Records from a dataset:
# # # # # # #
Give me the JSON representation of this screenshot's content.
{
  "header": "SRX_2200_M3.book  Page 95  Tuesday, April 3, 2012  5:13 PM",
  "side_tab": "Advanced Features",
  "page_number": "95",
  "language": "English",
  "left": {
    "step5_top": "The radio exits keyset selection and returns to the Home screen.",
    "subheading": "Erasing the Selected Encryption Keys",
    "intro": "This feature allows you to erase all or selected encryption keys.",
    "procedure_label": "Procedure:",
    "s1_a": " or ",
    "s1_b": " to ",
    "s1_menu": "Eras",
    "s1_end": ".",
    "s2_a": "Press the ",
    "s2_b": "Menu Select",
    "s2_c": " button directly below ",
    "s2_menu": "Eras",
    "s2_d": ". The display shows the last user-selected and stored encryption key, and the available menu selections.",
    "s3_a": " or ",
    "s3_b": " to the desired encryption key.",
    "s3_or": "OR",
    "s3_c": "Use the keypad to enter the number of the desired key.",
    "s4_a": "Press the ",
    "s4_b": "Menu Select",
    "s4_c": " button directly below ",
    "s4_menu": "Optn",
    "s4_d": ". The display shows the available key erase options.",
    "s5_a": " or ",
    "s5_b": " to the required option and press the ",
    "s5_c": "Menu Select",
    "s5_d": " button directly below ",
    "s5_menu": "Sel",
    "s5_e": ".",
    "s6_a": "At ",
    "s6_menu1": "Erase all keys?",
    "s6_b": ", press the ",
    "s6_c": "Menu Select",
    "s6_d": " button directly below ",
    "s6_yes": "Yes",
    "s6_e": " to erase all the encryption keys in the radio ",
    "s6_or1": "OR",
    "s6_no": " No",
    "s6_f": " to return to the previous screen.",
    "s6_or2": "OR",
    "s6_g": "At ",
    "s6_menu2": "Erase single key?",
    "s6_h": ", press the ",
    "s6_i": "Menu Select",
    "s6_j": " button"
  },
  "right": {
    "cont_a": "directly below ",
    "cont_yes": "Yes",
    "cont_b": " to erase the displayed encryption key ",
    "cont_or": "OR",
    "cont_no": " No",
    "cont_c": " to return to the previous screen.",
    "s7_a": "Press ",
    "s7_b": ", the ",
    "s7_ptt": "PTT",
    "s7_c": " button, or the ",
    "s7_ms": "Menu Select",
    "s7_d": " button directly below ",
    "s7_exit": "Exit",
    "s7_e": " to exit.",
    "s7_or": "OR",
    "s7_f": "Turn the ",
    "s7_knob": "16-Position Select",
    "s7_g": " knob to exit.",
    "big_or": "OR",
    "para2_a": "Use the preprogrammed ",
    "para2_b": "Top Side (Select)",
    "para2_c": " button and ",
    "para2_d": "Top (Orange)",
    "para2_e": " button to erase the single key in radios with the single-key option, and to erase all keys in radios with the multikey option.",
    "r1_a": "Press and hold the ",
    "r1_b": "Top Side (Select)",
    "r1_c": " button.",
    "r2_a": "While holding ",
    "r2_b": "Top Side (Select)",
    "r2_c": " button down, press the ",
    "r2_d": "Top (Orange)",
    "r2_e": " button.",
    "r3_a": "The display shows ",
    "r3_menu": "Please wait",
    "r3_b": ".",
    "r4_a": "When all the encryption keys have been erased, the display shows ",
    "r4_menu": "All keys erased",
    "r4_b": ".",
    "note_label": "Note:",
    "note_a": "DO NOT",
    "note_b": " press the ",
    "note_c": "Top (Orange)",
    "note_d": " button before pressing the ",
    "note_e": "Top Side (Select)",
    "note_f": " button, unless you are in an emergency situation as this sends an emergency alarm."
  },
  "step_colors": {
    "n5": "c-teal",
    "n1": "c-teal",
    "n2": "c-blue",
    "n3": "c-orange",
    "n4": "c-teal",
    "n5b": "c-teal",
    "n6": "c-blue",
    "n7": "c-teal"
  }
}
# # # # # # #
Problem | Report how many lines in these entries contain "erased". Answer with the number only.

Exercise response | 2